◆ **Tasks for this exercise**
a) Read the forum thread and decide whether each statement agrees with it. For each one, answer yes or no and quote the exact words of the thread that decide it.
(i) ReanimatedSGB places someone dated for 8 months in the casual boyfriend/girlfriend category.
(ii) sunshineintheclouds reports that the OP answered the question about contact at place x once.
(iii) redandsilver claims the girlfriend made demands.
b) Extend the forum thread with a few more posts that follow on from its final post.

◆ **Selected extract**
···

Totally agree , once ex puts his foot down it will all turn very nasty no good for any one involved Sad

ReanimatedSGB · 12/03/2018 09:48

Someone who you've been dating for 8 months is still in the casual boyfriend/girlfriend category. And casual boyfriends/girlfriends demanding to be prioritized over friends/family/DC is usually a warning signal to dump and move on.

There have been threads before where a previously happy and satisfactory situation involving XPs who co-parent and are on amicable terms with each other, and some of the extended family, has suddenly been screwed up by the arrival of some new partner who starts stamping his/her feet and demanding everyone change the patterns just to accomodate this new person, who has a hugely inflated idea of his/her own importance and the 'specialness' of the couple-relationship.

FaithHopeCharityDesperation · 12/03/2018 09:48

Sad faces deployed... shit got real.

Won't SOMEBODY think of the children?!

sunshineintheclouds · 12/03/2018 09:49

FaithHopeCharityDesperation

I asked the op a number of times if it was a choice of contact at place x with her or no contact.

She did not answer me once, which gives the impression that it was all or nothing

redandsilver · 12/03/2018 09:49

Excellent post @fizzygreenwater

Especially THIS bit...

Nope, you're doing yourself no favours there. One thing you are not is secure over this. You're delighted and relieved that he chose 'you' and some of the more painful aspects of moving on are not yet happening. They will, though, so get ready.

As i said earlier, God help any partner of the OP's ex's.

Imagine meeting a man who has a kid with a nightmare, controlling, and toxic ex like this?

Fuck that.

And it's clear as day that the OP wants him back. That is why she did her best to ruin his relationship with his girlfriend.

FaithHopeCharityDesperation · 12/03/2018 09:50

*I asked the op a number of times if it was a choice of contact at place x with her or no contact.

She did not answer me once, which gives the impression that it was all or nothing*

'She did not answer once' gives one conclusion only:

That she did not answer.

sunshineintheclouds · 12/03/2018 09:50

And yes I feel very sad for the child involved it is not right for any parent to pull shit like this

redandsilver · 12/03/2018 09:50

@Reanimated

We all know the girlfriend did not DEMAND anything.

The OP is making it up.

MyRelationshipIsWeird · 12/03/2018 09:50

And casual boyfriends/girlfriends demanding to be prioritized over friends/family/DC is usually a warning signal to dump and move on. After 8 months wanting to be prioritised over the EX is a signal that you respect yourself.

···

◆ **Material shown**
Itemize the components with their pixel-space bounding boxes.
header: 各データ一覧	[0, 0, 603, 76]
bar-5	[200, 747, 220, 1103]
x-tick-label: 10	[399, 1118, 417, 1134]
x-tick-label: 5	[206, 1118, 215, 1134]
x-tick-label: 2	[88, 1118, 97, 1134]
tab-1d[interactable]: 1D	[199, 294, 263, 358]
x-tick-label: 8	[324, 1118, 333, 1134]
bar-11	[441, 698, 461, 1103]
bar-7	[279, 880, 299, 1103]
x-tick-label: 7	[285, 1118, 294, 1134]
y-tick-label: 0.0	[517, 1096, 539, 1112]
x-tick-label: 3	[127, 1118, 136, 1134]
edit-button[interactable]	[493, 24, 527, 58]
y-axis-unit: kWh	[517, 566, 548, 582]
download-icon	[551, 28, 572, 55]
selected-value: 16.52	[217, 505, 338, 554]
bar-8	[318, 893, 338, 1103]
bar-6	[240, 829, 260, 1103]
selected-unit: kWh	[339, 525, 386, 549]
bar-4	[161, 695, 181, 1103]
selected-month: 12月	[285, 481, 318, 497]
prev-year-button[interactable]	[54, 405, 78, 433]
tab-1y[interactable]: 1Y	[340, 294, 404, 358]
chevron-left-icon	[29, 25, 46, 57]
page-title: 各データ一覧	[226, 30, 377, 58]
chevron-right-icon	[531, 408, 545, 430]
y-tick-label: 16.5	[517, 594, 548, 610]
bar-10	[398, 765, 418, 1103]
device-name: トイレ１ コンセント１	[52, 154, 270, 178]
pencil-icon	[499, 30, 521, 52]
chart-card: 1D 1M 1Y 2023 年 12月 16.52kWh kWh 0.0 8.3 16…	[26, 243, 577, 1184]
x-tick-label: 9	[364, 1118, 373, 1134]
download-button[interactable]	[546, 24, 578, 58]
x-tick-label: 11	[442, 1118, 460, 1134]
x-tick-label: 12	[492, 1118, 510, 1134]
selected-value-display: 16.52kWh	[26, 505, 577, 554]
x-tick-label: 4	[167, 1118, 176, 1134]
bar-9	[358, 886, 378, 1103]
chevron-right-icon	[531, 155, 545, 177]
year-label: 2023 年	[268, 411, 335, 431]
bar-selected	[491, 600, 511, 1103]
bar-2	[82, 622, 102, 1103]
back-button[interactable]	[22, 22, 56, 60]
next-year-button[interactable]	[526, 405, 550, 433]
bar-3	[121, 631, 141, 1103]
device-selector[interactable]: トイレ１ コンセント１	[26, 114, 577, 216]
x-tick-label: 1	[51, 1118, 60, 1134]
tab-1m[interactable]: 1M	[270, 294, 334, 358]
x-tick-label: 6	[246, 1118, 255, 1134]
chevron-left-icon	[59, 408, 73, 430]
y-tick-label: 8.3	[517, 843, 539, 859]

···

◆ **Answers for this exercise**
a)
(i) Yes: "Someone who you've been dating for 8 months is still in the casual boyfriend/girlfriend category."
(ii) No: "She did not answer me once, which gives the impression that it was all or nothing"
(iii) No: "We all know the girlfriend did not DEMAND anything."

b)
FaithHopeCharityDesperation · 12/03/2018 09:51

And yes I feel very sad for the child involved it is not right for any parent to pull shit like this

'Pull shit like this' being amicable co-parenting?! Confused

sunshineintheclouds · 12/03/2018 09:51

Wink yes OK

Wtfdoipick · 12/03/2018 09:52

Completely make something up, and run with it. including selective quoting and misrepresentation. I was only pointing out that no it doesn't mean it's necessarily a mature way to behave

sunshineintheclouds · 12/03/2018 09:53

You don't refuse contact because you can't be present.

Very good amicable co-parenting

MiniEggMeister · 12/03/2018 09:53

Not in this situation Almostdone. Both people have partners. If it's all about encouraging/developing good relationships etc etc why aren't they all celebrating together and showing dc they can ALL get along. Mum being smug about the gf being dumped is rather sad itself.

FaithHopeCharityDesperation · 12/03/2018 09:53

You don't refuse contact because you can't be present.

I must have missed where the OP said she does this.

Can you point me to it?

snewsname · 12/03/2018 09:54

You've moved on from your ex relationship. Perhaps the gf perceived the ex hasn't properly? Could this be actually true? Could it be that he says he's over you but is secretly hoping to get back together?

It's great that you can put your ds first and it's great that you get on whatever your ex's feelings. That shouldn't change.

Whether the gf is right or wrong to have finished the relationship is dependent on whether he's properly invested in her or not. Whether her perception is right or wrong. Whether it's jealousy or real concern. But that's between the two of them and not your problem. You don't need to change your actions or feel guilty.